= What is needed =
Determine how many lines of the data below contain "with", then give only that number.
### Data for this task ###
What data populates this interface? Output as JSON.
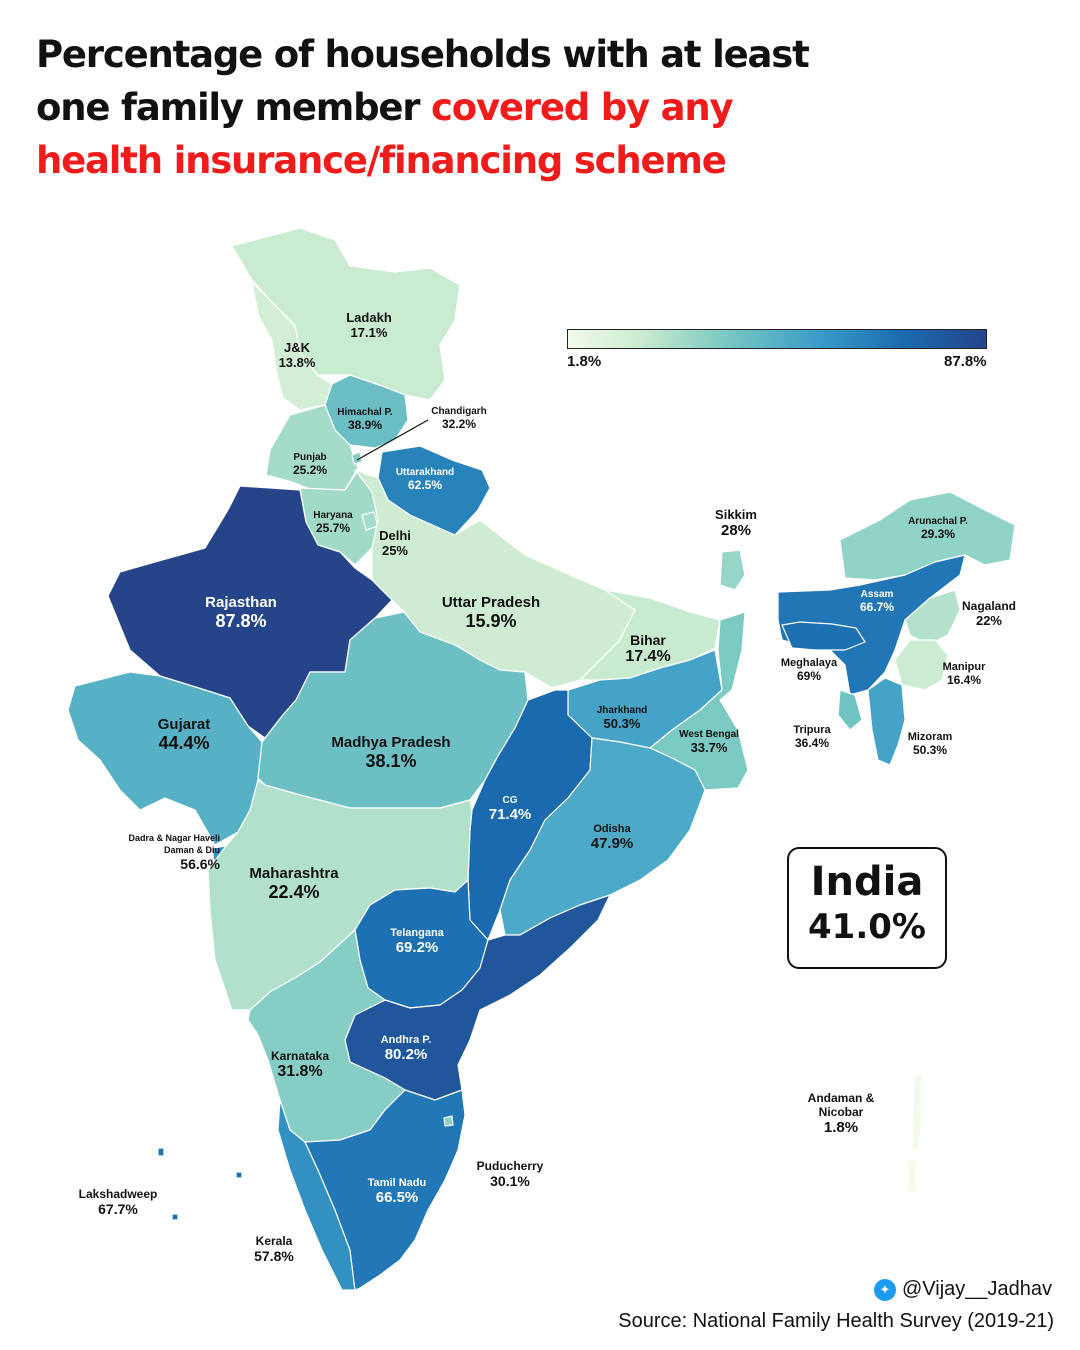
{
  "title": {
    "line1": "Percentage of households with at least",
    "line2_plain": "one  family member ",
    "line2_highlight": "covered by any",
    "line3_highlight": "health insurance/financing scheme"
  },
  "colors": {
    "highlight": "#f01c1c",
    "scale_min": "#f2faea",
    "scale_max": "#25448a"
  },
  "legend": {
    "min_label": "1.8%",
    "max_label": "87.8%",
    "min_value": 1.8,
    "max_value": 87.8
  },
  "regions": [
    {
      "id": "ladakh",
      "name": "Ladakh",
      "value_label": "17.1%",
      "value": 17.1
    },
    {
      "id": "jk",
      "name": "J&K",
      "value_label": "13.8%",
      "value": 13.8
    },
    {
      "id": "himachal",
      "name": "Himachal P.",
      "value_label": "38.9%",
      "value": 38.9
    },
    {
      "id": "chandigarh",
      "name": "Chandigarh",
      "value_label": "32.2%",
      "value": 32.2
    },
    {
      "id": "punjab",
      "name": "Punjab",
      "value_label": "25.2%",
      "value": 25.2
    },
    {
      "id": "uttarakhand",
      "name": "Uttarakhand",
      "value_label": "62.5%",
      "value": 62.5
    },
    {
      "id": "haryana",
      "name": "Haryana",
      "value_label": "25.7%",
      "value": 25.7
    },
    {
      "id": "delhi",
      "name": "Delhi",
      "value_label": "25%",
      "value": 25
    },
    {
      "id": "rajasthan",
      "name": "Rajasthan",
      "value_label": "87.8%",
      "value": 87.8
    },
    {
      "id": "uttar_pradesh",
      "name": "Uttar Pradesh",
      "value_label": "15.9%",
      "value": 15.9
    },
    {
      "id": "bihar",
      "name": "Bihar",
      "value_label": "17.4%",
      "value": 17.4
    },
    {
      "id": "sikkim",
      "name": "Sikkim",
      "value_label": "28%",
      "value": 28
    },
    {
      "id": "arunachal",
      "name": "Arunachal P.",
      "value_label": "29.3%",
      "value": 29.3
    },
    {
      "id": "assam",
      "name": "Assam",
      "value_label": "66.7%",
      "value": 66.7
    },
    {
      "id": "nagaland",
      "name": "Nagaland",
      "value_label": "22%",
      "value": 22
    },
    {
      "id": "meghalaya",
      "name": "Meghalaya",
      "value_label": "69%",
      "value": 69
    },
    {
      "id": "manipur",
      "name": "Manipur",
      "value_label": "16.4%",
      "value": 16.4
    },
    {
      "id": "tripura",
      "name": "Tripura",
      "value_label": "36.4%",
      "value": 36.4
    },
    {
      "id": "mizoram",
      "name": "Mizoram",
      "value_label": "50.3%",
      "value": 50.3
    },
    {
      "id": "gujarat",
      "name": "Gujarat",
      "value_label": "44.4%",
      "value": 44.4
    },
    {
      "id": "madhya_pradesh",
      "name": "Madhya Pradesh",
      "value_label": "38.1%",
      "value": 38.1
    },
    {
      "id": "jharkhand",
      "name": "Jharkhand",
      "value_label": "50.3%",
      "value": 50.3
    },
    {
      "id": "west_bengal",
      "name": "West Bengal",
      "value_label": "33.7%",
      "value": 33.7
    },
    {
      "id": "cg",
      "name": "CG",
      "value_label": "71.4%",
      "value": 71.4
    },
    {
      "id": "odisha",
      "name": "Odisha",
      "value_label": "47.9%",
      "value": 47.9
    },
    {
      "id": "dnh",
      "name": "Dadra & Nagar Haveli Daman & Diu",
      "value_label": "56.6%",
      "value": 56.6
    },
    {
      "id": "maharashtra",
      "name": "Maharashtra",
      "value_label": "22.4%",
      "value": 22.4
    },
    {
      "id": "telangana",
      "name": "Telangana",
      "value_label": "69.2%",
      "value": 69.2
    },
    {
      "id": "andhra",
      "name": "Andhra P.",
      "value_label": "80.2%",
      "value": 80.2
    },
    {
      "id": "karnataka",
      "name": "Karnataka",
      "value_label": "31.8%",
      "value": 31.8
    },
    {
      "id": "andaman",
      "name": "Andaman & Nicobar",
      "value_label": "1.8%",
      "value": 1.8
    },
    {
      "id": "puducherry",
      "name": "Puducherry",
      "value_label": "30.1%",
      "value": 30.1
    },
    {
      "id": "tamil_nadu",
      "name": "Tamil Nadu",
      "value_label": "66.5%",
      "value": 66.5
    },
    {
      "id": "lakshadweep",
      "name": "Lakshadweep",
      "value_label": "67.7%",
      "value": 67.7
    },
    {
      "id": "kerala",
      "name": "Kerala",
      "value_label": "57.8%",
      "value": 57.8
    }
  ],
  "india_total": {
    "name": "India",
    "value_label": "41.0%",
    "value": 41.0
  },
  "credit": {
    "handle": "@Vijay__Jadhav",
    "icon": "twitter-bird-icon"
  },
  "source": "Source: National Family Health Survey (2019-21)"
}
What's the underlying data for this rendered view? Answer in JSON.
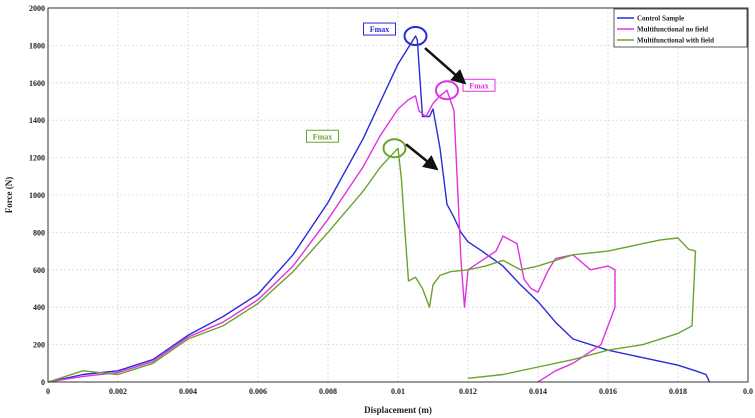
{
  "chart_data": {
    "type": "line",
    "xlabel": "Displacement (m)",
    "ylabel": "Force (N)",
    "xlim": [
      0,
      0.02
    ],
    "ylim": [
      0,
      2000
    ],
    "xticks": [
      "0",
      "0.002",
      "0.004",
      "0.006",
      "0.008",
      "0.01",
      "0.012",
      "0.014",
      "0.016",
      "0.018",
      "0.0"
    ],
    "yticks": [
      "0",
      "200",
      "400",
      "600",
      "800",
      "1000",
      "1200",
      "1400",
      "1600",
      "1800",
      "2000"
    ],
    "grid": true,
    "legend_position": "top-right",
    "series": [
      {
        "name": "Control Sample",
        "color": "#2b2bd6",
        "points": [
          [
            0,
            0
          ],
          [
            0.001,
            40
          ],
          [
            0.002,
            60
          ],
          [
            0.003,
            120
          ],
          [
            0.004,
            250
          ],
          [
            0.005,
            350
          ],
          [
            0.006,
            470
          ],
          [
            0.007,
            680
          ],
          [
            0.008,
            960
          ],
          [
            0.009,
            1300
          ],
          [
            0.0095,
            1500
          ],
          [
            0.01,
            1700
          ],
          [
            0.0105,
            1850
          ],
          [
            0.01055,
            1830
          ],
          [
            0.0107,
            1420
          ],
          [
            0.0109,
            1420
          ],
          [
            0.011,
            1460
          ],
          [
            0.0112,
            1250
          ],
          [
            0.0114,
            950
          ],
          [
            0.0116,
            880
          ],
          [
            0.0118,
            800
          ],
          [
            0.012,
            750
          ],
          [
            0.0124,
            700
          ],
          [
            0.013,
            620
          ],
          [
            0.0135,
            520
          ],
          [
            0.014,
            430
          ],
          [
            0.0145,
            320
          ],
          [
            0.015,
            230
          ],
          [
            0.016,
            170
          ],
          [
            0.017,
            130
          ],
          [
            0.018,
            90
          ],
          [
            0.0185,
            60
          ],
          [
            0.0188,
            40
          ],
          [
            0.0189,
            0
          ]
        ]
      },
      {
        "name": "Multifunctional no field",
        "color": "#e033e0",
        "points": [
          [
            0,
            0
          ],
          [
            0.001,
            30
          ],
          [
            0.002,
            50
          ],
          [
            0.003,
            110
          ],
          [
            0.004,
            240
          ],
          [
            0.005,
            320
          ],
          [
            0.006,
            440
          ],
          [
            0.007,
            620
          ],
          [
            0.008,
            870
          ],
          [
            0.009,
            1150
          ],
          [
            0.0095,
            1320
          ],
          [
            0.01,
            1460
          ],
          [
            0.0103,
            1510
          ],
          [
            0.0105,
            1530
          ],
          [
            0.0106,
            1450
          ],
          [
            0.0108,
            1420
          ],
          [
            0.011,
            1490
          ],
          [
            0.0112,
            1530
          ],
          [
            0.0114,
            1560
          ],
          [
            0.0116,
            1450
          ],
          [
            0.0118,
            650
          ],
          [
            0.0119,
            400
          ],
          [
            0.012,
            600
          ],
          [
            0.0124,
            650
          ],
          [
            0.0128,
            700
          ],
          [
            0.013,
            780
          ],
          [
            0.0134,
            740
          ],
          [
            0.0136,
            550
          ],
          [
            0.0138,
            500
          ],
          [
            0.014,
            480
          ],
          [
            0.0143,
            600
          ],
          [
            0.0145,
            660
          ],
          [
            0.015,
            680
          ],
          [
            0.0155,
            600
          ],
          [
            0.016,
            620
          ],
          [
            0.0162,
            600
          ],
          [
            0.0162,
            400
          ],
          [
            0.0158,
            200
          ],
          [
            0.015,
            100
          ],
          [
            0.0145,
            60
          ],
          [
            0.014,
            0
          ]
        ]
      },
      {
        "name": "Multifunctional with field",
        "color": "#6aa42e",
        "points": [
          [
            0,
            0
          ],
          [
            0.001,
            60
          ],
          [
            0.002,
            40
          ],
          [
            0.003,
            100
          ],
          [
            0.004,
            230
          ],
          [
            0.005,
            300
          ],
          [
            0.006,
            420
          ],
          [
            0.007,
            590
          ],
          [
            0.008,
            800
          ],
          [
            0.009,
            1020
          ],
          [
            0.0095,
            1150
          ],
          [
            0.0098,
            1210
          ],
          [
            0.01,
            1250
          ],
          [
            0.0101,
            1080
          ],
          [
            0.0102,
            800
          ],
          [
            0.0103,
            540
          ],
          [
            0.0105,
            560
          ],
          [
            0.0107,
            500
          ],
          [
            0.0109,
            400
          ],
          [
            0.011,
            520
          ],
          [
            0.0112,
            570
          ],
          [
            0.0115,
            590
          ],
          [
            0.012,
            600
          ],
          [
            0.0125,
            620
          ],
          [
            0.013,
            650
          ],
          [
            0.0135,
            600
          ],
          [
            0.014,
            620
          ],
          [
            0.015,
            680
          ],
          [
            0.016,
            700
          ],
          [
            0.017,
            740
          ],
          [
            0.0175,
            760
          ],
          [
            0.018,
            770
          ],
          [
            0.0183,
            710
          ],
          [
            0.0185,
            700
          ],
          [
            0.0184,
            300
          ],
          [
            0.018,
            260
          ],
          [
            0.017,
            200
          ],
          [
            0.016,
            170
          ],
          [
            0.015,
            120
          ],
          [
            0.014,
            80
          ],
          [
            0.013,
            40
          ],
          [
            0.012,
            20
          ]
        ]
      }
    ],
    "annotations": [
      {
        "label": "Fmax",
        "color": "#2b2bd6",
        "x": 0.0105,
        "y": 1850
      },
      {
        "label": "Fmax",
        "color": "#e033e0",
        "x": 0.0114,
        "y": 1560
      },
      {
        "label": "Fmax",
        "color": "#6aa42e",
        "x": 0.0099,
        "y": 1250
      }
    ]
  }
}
###
= Task solution =
2